* Consignes de travail *
1) Répondez aux questions suivantes sur le texte à propos du Saint-Laurent.
(a) Combien d'employés compte Techsol Marine ?
(b) Quel chantier naval est présenté comme le plus grand au Canada ?
(c) D'après Mathieu St-Pierre, quels modes de transport un port regroupe-t-il ?
2) Recopiez la liste depuis sa première ligne jusqu'à la ligne contenant « text: Spring [475, 390, 528, 411] », ces deux lignes comprises.

* Texte proposé *
☆ ☆ ☆ ☆ ☆

Face à la concurrence des ports américains et au défi de la transition énergétique, le Saint-Laurent peut s’appuyer sur les entreprises qui bordent ses rives. De l’optimisation énergétique au partage des données, le Québec dispose de plusieurs atouts pour positionner son fleuve comme porte d’entrée continentale.

Filiale du Groupe Océan, Techsol Marine est spécialisée dans la réalisation de systèmes électriques à bord des navires. L’entreprise établie à Québec développe une offre visant la diminution des émissions de gaz à effet de serre (GES) à bord des navires.

L’entreprise de 85 employés a mis au point un système de stockage d’énergie, qui récupère l’électricité produite par les génératrices du bateau quand elles fonctionnent à leur puissance optimale, pour l’utiliser plus tard.

PHOTO FOURNIE PAR TECHSOL MARINE

Les systèmes électriques de Techsol Marine visent à optimiser l’utilisation de l’énergie à bord.

Techsol Marine propose aussi l’installation de réseaux de distribution électrique en courant continu à bord des bateaux afin de réduire les pertes électriques. Ces réseaux permettent de brancher plusieurs sources de courant tels que des panneaux solaires et des piles à combustible.

Quand on construit un bateau, c’est pour des décennies. Il faut préparer le futur dès maintenant.

François Lessard, président et chef de la direction de Techsol Marine

Enfin, l’entreprise de Québec est capable de déployer un système de surveillance à distance en temps réel. « Sur un bateau, de nombreux capteurs mesurent les paramètres de navigation. Mais les informations demeurent souvent sur un registre. Nous avons mis en place un système qui les transmet en temps réel, ce qui permet d’intervenir si la route ou la vitesse ne sont pas optimales, explique François Lessard. Cela aide à réduire la consommation de fioul, car une vitesse supérieure de deux nœuds peut faire consommer beaucoup de carburant. »

Son positionnement au cœur du corridor du Saint-Laurent facilite les activités de l’entreprise. « Nous sommes près de Chantier Davie, le plus grand chantier naval au Canada », précise François Lessard, qui souligne l’intérêt du programme de retombées canadiennes pour son entreprise.

Se connecter aux chaînes d’approvisionnement

C’est aussi à quai que l’électrification doit être déployée. « Les ports américains bénéficient d’investissements massifs dans les infrastructures pour être plus performants et plus décarbonés », constate Mathieu St-Pierre, PDG de la Société de développement économique (SDE) du Saint-Laurent, qui souligne l’intérêt de décarboner une infrastructure portuaire, car « un port est le seul endroit qui regroupe les modes de transport routier, ferroviaire et maritime. C’est facilitant pour la transition énergétique ».

PHOTO PAUL DIONNE, ARCHIVES COLLABORATION SPÉCIALE

Mathieu St-Pierre, PDG de la Société de développement économique (SDE) du Saint-Laurent

Pour faire face à la concurrence, la connexion aux chaînes d’approvisionnement peut être optimisée grâce au partage de données numériques. « Nous avons entamé une démarche concertée sur le partage des données entre les différentes organisations maritimes, explique Mathieu St-Pierre. Cette collaboration vise à s’appuyer sur des outils tels que l’intelligence artificielle pour prendre de meilleures décisions afin de diminuer les gaz à effet de serre émis par le secteur maritime, réduire les risques de collision avec les mammifères marins, consommer moins de carburant tout en utilisant les meilleures routes commerciales… »

☆ ☆ ☆ ☆ ☆

* Liste de l'exercice *

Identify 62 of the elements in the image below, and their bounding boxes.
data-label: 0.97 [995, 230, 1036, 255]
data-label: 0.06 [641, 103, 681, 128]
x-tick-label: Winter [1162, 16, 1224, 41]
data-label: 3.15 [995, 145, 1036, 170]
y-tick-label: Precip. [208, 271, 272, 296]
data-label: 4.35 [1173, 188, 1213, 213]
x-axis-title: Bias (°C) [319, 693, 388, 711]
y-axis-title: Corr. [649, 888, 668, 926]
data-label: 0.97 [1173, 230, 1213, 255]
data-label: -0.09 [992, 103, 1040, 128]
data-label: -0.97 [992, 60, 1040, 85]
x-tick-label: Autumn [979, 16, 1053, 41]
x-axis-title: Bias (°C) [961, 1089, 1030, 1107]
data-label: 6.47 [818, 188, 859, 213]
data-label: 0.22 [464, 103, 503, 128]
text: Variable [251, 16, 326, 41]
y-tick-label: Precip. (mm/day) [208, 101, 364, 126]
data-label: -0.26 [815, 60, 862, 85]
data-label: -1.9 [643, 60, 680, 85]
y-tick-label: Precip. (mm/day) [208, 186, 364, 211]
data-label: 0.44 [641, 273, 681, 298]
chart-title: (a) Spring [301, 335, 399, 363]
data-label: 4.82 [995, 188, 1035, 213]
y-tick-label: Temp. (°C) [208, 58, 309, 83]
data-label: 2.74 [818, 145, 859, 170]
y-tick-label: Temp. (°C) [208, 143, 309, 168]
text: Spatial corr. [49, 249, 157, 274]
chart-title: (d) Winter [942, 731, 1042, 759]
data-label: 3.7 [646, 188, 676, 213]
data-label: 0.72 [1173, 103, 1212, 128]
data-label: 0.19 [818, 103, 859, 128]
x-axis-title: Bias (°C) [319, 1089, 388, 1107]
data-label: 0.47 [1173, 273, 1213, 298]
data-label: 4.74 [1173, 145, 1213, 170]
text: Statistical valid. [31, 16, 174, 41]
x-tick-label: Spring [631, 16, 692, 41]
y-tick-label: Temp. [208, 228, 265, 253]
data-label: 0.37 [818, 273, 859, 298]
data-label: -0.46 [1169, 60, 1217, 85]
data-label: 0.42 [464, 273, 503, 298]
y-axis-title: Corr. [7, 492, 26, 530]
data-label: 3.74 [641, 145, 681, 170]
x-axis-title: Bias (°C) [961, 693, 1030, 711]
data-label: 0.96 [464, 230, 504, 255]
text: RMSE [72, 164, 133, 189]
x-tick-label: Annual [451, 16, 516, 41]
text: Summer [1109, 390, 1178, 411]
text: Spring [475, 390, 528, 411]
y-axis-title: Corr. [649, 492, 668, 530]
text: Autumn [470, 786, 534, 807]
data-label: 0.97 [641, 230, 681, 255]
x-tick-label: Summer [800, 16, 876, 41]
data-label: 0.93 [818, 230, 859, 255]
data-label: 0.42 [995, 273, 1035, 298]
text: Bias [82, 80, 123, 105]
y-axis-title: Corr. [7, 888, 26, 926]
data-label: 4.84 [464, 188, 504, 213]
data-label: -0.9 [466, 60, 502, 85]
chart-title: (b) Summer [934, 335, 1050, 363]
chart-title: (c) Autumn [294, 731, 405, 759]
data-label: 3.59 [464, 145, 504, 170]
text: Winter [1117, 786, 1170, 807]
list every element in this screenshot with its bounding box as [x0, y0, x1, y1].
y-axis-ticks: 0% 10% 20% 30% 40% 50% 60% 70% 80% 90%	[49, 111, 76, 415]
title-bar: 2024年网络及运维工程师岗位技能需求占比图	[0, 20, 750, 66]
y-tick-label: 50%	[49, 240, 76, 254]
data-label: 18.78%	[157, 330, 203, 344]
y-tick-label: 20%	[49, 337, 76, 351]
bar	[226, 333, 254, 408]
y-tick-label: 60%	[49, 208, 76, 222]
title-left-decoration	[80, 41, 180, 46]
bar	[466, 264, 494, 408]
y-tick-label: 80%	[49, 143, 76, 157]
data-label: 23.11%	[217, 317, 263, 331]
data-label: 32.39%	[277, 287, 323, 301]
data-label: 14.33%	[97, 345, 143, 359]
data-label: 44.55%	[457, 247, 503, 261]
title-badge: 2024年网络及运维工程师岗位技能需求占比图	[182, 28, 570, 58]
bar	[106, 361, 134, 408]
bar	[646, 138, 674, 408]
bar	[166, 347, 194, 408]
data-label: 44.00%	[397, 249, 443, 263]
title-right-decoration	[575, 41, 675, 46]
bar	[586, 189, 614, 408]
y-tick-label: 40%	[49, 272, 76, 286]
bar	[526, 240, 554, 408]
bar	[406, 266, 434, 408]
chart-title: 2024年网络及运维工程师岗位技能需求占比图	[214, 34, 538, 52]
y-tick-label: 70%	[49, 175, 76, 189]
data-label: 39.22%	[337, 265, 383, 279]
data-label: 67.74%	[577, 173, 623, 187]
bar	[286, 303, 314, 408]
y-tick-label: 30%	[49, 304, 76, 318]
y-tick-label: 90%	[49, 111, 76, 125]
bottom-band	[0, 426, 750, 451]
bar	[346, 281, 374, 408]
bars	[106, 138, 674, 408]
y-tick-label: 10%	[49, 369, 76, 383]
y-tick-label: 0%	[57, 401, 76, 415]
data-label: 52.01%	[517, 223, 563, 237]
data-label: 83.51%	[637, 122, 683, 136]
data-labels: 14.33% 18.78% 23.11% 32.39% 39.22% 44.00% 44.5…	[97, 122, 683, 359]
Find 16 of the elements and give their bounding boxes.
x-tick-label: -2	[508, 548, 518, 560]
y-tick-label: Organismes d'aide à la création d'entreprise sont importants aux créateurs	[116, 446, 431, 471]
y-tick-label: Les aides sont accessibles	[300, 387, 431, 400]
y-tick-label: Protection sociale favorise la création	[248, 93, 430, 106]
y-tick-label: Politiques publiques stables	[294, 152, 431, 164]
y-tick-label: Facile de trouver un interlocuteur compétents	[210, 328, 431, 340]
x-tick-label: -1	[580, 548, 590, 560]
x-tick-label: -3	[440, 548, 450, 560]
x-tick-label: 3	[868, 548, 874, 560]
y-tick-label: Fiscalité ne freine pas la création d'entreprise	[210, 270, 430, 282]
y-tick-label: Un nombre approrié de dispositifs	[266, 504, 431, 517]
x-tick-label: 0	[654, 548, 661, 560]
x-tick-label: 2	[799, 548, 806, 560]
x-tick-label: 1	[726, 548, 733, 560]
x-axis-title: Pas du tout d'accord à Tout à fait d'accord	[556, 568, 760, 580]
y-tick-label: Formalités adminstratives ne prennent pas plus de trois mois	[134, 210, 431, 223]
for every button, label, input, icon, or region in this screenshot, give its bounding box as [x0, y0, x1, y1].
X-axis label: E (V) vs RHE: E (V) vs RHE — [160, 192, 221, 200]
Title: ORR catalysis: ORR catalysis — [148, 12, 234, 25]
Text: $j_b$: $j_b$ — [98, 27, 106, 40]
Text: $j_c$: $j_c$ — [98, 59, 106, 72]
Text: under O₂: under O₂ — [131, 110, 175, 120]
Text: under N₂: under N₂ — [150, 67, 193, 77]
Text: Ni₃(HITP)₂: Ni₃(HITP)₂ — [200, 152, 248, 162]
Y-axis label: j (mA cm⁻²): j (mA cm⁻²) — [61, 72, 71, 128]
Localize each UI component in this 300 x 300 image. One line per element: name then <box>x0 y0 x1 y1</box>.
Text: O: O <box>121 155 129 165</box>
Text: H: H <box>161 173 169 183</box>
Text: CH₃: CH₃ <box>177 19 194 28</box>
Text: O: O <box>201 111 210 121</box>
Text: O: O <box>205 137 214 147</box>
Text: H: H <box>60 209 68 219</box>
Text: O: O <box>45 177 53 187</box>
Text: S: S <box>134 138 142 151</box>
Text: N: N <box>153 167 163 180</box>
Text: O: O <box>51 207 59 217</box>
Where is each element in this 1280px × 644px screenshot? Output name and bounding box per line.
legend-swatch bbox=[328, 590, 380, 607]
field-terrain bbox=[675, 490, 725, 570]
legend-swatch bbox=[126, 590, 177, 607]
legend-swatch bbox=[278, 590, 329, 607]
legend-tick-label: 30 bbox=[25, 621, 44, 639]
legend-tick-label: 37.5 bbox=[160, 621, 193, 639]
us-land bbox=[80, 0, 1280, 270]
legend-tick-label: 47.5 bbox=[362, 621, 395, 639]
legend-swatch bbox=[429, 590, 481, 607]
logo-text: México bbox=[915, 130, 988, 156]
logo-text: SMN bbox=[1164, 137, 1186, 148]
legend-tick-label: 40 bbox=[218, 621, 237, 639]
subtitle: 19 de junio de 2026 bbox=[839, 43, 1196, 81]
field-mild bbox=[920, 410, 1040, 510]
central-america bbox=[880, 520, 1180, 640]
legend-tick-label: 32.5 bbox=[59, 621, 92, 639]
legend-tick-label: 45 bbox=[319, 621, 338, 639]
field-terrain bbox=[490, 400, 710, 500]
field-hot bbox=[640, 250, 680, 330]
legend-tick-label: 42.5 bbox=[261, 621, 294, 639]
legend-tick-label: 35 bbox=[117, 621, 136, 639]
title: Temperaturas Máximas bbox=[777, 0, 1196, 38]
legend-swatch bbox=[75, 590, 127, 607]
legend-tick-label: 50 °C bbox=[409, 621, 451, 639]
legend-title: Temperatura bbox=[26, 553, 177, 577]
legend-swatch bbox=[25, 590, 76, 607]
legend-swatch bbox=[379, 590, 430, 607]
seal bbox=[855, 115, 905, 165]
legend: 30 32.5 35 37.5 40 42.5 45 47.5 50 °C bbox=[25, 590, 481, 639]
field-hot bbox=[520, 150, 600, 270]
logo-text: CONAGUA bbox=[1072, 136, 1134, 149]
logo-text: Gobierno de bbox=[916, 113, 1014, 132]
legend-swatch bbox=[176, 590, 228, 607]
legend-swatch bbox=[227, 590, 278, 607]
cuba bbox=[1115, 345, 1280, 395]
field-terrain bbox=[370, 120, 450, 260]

☆ ☆ ☆ ☆ ☆

* Liste des réponses *
1)
(a) Techsol Marine compte 85 employés.
(b) Il s'agit de Chantier Davie.
(c) Un port regroupe les modes de transport routier, ferroviaire et maritime.

2)
Identify 62 of the elements in the image below, and their bounding boxes.
data-label: 0.97 [995, 230, 1036, 255]
data-label: 0.06 [641, 103, 681, 128]
x-tick-label: Winter [1162, 16, 1224, 41]
data-label: 3.15 [995, 145, 1036, 170]
y-tick-label: Precip. [208, 271, 272, 296]
data-label: 4.35 [1173, 188, 1213, 213]
x-axis-title: Bias (°C) [319, 693, 388, 711]
y-axis-title: Corr. [649, 888, 668, 926]
data-label: 0.97 [1173, 230, 1213, 255]
data-label: -0.09 [992, 103, 1040, 128]
data-label: -0.97 [992, 60, 1040, 85]
x-tick-label: Autumn [979, 16, 1053, 41]
x-axis-title: Bias (°C) [961, 1089, 1030, 1107]
data-label: 6.47 [818, 188, 859, 213]
data-label: 0.22 [464, 103, 503, 128]
text: Variable [251, 16, 326, 41]
y-tick-label: Precip. (mm/day) [208, 101, 364, 126]
data-label: -0.26 [815, 60, 862, 85]
data-label: -1.9 [643, 60, 680, 85]
y-tick-label: Precip. (mm/day) [208, 186, 364, 211]
data-label: 0.44 [641, 273, 681, 298]
chart-title: (a) Spring [301, 335, 399, 363]
data-label: 4.82 [995, 188, 1035, 213]
y-tick-label: Temp. (°C) [208, 58, 309, 83]
data-label: 2.74 [818, 145, 859, 170]
y-tick-label: Temp. (°C) [208, 143, 309, 168]
text: Spatial corr. [49, 249, 157, 274]
chart-title: (d) Winter [942, 731, 1042, 759]
data-label: 3.7 [646, 188, 676, 213]
data-label: 0.72 [1173, 103, 1212, 128]
data-label: 0.19 [818, 103, 859, 128]
x-axis-title: Bias (°C) [319, 1089, 388, 1107]
data-label: 0.47 [1173, 273, 1213, 298]
data-label: 4.74 [1173, 145, 1213, 170]
text: Statistical valid. [31, 16, 174, 41]
x-tick-label: Spring [631, 16, 692, 41]
y-tick-label: Temp. [208, 228, 265, 253]
data-label: 0.37 [818, 273, 859, 298]
data-label: -0.46 [1169, 60, 1217, 85]
data-label: 0.42 [464, 273, 503, 298]
y-axis-title: Corr. [7, 492, 26, 530]
data-label: 3.74 [641, 145, 681, 170]
x-axis-title: Bias (°C) [961, 693, 1030, 711]
data-label: 0.96 [464, 230, 504, 255]
text: RMSE [72, 164, 133, 189]
x-tick-label: Annual [451, 16, 516, 41]
text: Summer [1109, 390, 1178, 411]
text: Spring [475, 390, 528, 411]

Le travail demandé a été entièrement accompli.